** begin Dataset entries **
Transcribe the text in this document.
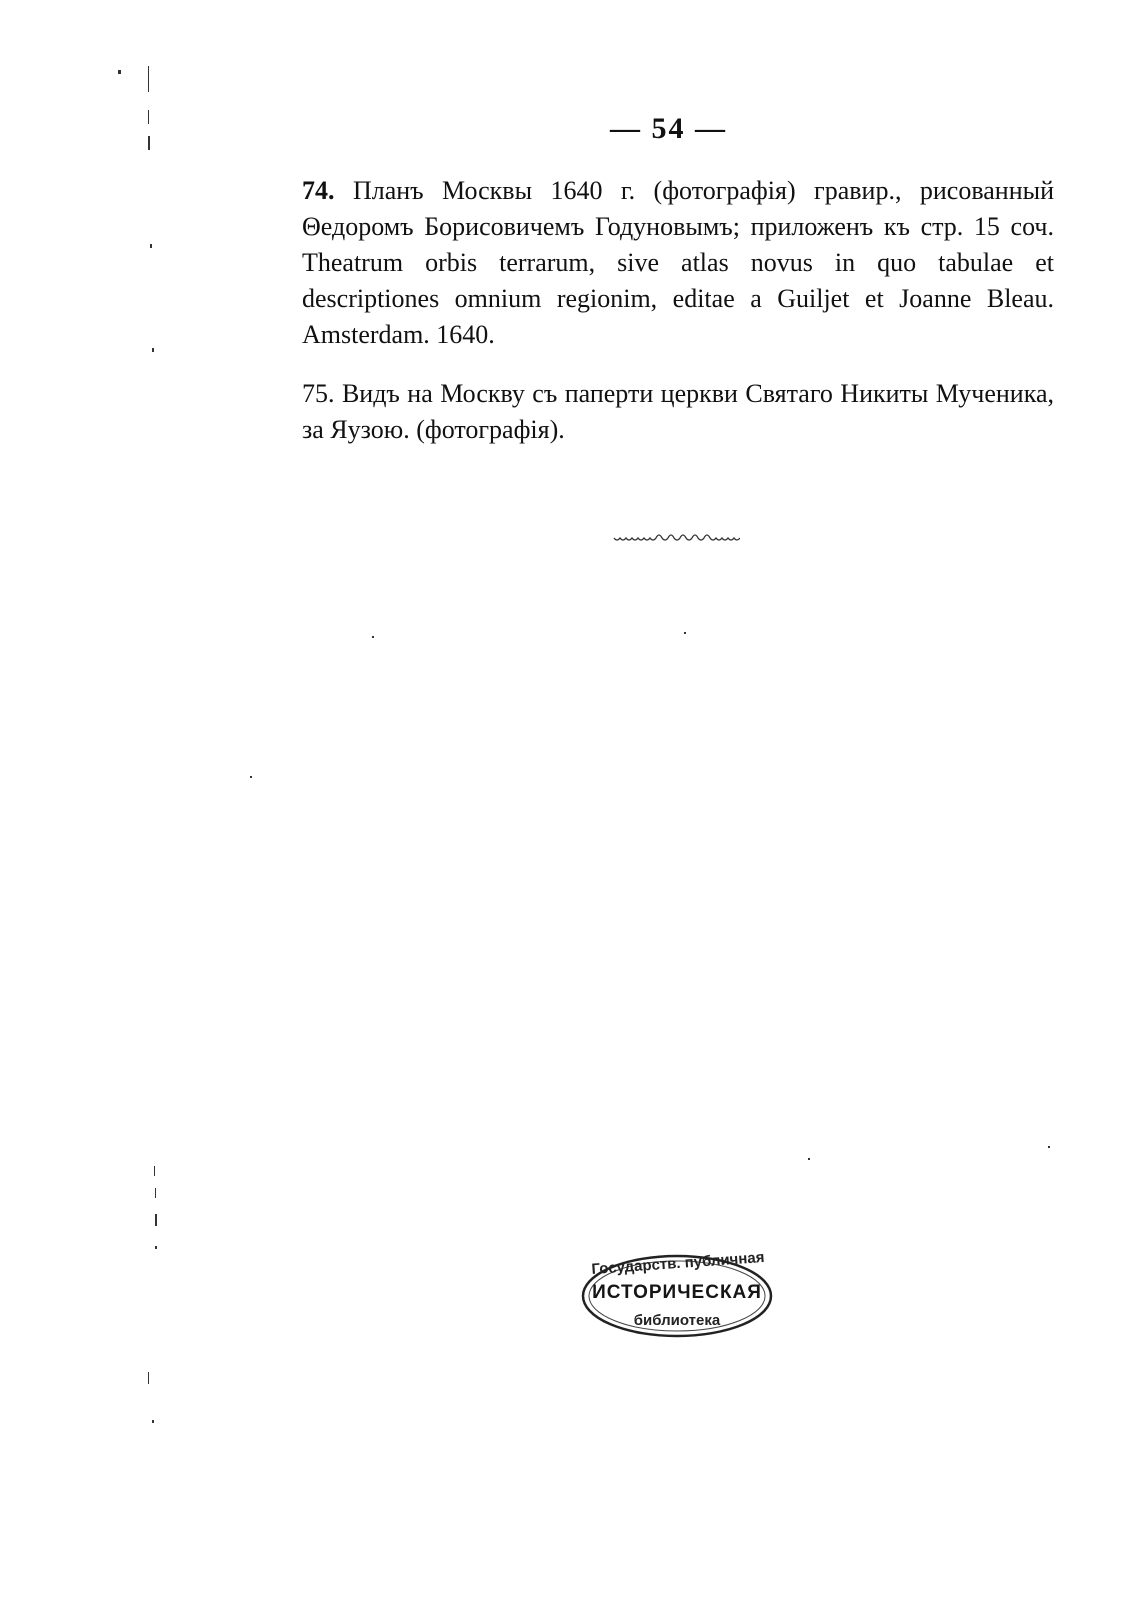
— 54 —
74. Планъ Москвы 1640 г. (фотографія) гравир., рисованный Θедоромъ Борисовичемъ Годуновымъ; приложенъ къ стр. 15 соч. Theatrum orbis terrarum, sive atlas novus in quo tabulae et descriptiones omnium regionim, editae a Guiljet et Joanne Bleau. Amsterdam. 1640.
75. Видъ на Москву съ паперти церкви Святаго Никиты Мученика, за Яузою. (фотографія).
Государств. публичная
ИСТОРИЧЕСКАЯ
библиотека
** end Dataset entries **
Task statement: Only the number is wanted: how many lines in the data include the string "фотографія"?

Result below: 2